#### [Data]

════════

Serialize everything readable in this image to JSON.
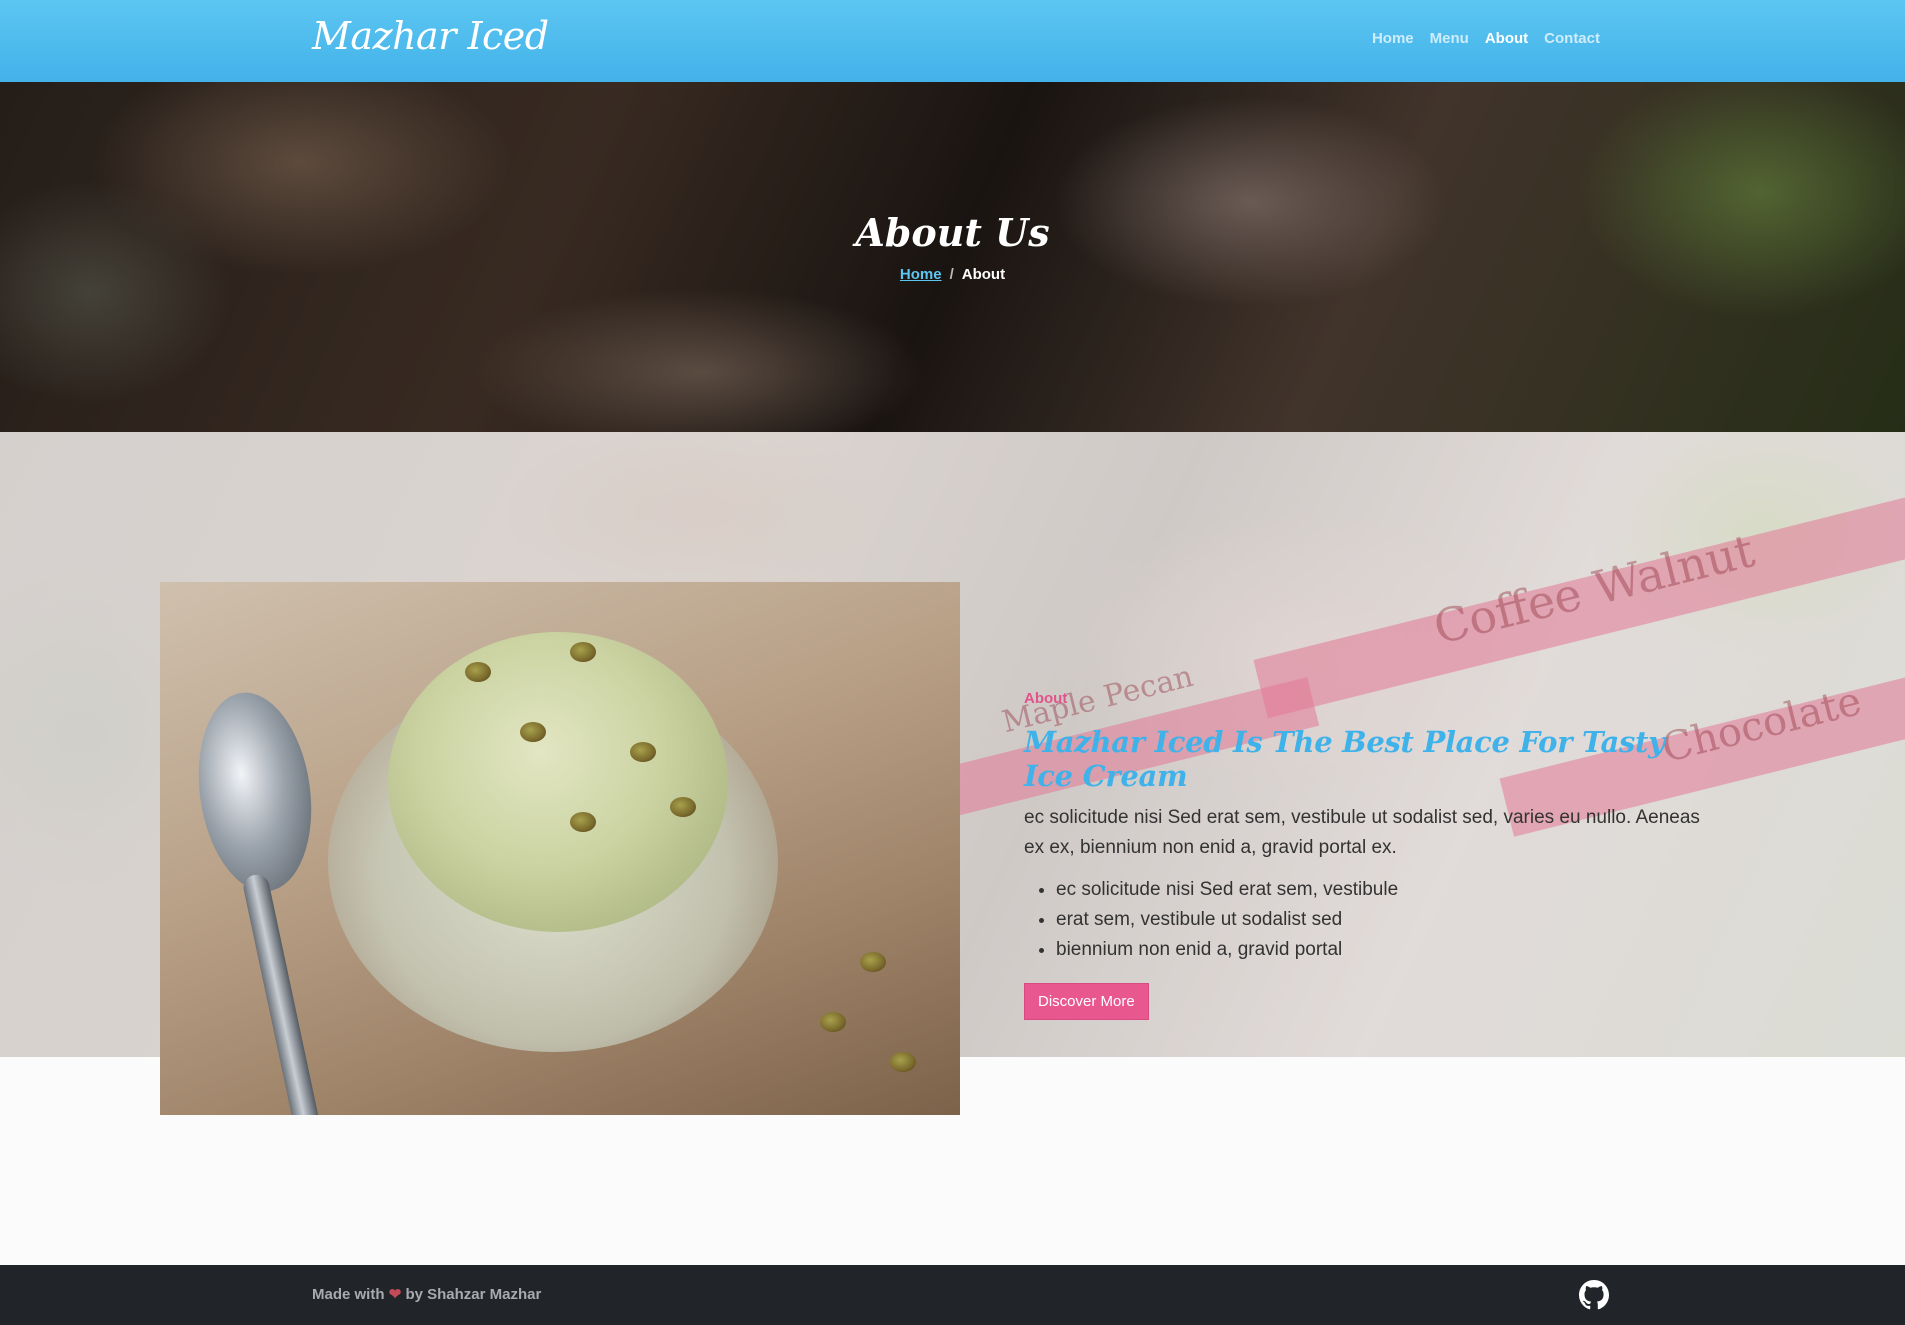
{
  "navbar": {
    "brand": "Mazhar Iced",
    "links": [
      {
        "label": "Home"
      },
      {
        "label": "Menu"
      },
      {
        "label": "About"
      },
      {
        "label": "Contact"
      }
    ]
  },
  "hero": {
    "title": "About Us",
    "breadcrumb": {
      "home": "Home",
      "separator": "/",
      "current": "About"
    }
  },
  "about": {
    "kicker": "About",
    "heading": "Mazhar Iced Is The Best Place For Tasty Ice Cream",
    "paragraph": "ec solicitude nisi Sed erat sem, vestibule ut sodalist sed, varies eu nullo. Aeneas ex ex, biennium non enid a, gravid portal ex.",
    "bullets": [
      "ec solicitude nisi Sed erat sem, vestibule",
      "erat sem, vestibule ut sodalist sed",
      "biennium non enid a, gravid portal"
    ],
    "button_label": "Discover More",
    "background_labels": [
      "Coffee Walnut",
      "Maple Pecan",
      "Chocolate"
    ]
  },
  "footer": {
    "made_with": "Made with",
    "heart": "❤",
    "by": "by Shahzar Mazhar",
    "icon": "github-icon"
  },
  "colors": {
    "accent_blue": "#43b2e9",
    "accent_pink": "#e8588f",
    "footer_bg": "#212529"
  }
}
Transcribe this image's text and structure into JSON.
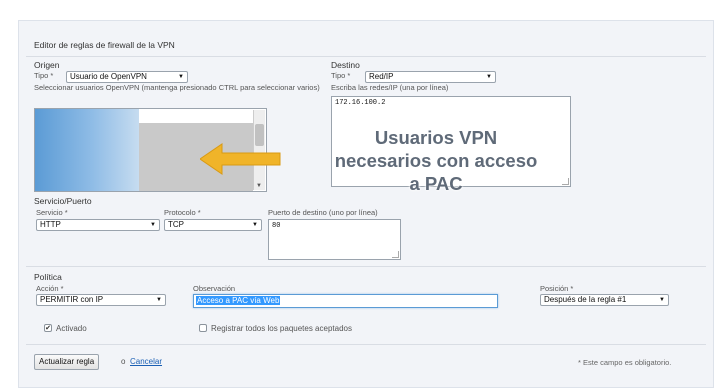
{
  "title": "Editor de reglas de firewall de la VPN",
  "origen": {
    "heading": "Origen",
    "tipo_label": "Tipo *",
    "tipo_value": "Usuario de OpenVPN",
    "help": "Seleccionar usuarios OpenVPN (mantenga presionado CTRL para seleccionar varios)"
  },
  "destino": {
    "heading": "Destino",
    "tipo_label": "Tipo *",
    "tipo_value": "Red/IP",
    "help": "Escriba las redes/IP (una por línea)",
    "value": "172.16.100.2"
  },
  "overlay": {
    "line1": "Usuarios VPN",
    "line2": "necesarios con acceso",
    "line3": "a PAC"
  },
  "servicio": {
    "heading": "Servicio/Puerto",
    "servicio_label": "Servicio *",
    "servicio_value": "HTTP",
    "protocolo_label": "Protocolo *",
    "protocolo_value": "TCP",
    "puerto_label": "Puerto de destino (uno por línea)",
    "puerto_value": "80"
  },
  "politica": {
    "heading": "Política",
    "accion_label": "Acción *",
    "accion_value": "PERMITIR con IP",
    "observacion_label": "Observación",
    "observacion_value": "Acceso a PAC vía Web",
    "posicion_label": "Posición *",
    "posicion_value": "Después de la regla #1"
  },
  "options": {
    "activado_label": "Activado",
    "activado_checked": true,
    "registrar_label": "Registrar todos los paquetes aceptados",
    "registrar_checked": false
  },
  "footer": {
    "update_button": "Actualizar regla",
    "or_text": "o",
    "cancel_link": "Cancelar",
    "required_note": "* Este campo es obligatorio."
  },
  "colors": {
    "accent_arrow": "#f0b429",
    "link": "#1a5fb4",
    "selection": "#5b9bd5"
  }
}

════════

#### [What needs to be done]
Restate each entry word for word, please, but drop any images it holds.

#### [Answer to this problem]
Serialize everything readable in this image to JSON.
{
  "navbar": {
    "brand": "Mazhar Iced",
    "links": [
      {
        "label": "Home"
      },
      {
        "label": "Menu"
      },
      {
        "label": "About"
      },
      {
        "label": "Contact"
      }
    ]
  },
  "hero": {
    "title": "About Us",
    "breadcrumb": {
      "home": "Home",
      "separator": "/",
      "current": "About"
    }
  },
  "about": {
    "kicker": "About",
    "heading": "Mazhar Iced Is The Best Place For Tasty Ice Cream",
    "paragraph": "ec solicitude nisi Sed erat sem, vestibule ut sodalist sed, varies eu nullo. Aeneas ex ex, biennium non enid a, gravid portal ex.",
    "bullets": [
      "ec solicitude nisi Sed erat sem, vestibule",
      "erat sem, vestibule ut sodalist sed",
      "biennium non enid a, gravid portal"
    ],
    "button_label": "Discover More",
    "background_labels": [
      "Coffee Walnut",
      "Maple Pecan",
      "Chocolate"
    ]
  },
  "footer": {
    "made_with": "Made with",
    "heart": "❤",
    "by": "by Shahzar Mazhar",
    "icon": "github-icon"
  },
  "colors": {
    "accent_blue": "#43b2e9",
    "accent_pink": "#e8588f",
    "footer_bg": "#212529"
  }
}
Transcribe this image's text and structure into JSON.
{
  "title": "Editor de reglas de firewall de la VPN",
  "origen": {
    "heading": "Origen",
    "tipo_label": "Tipo *",
    "tipo_value": "Usuario de OpenVPN",
    "help": "Seleccionar usuarios OpenVPN (mantenga presionado CTRL para seleccionar varios)"
  },
  "destino": {
    "heading": "Destino",
    "tipo_label": "Tipo *",
    "tipo_value": "Red/IP",
    "help": "Escriba las redes/IP (una por línea)",
    "value": "172.16.100.2"
  },
  "overlay": {
    "line1": "Usuarios VPN",
    "line2": "necesarios con acceso",
    "line3": "a PAC"
  },
  "servicio": {
    "heading": "Servicio/Puerto",
    "servicio_label": "Servicio *",
    "servicio_value": "HTTP",
    "protocolo_label": "Protocolo *",
    "protocolo_value": "TCP",
    "puerto_label": "Puerto de destino (uno por línea)",
    "puerto_value": "80"
  },
  "politica": {
    "heading": "Política",
    "accion_label": "Acción *",
    "accion_value": "PERMITIR con IP",
    "observacion_label": "Observación",
    "observacion_value": "Acceso a PAC vía Web",
    "posicion_label": "Posición *",
    "posicion_value": "Después de la regla #1"
  },
  "options": {
    "activado_label": "Activado",
    "activado_checked": true,
    "registrar_label": "Registrar todos los paquetes aceptados",
    "registrar_checked": false
  },
  "footer": {
    "update_button": "Actualizar regla",
    "or_text": "o",
    "cancel_link": "Cancelar",
    "required_note": "* Este campo es obligatorio."
  },
  "colors": {
    "accent_arrow": "#f0b429",
    "link": "#1a5fb4",
    "selection": "#5b9bd5"
  }
}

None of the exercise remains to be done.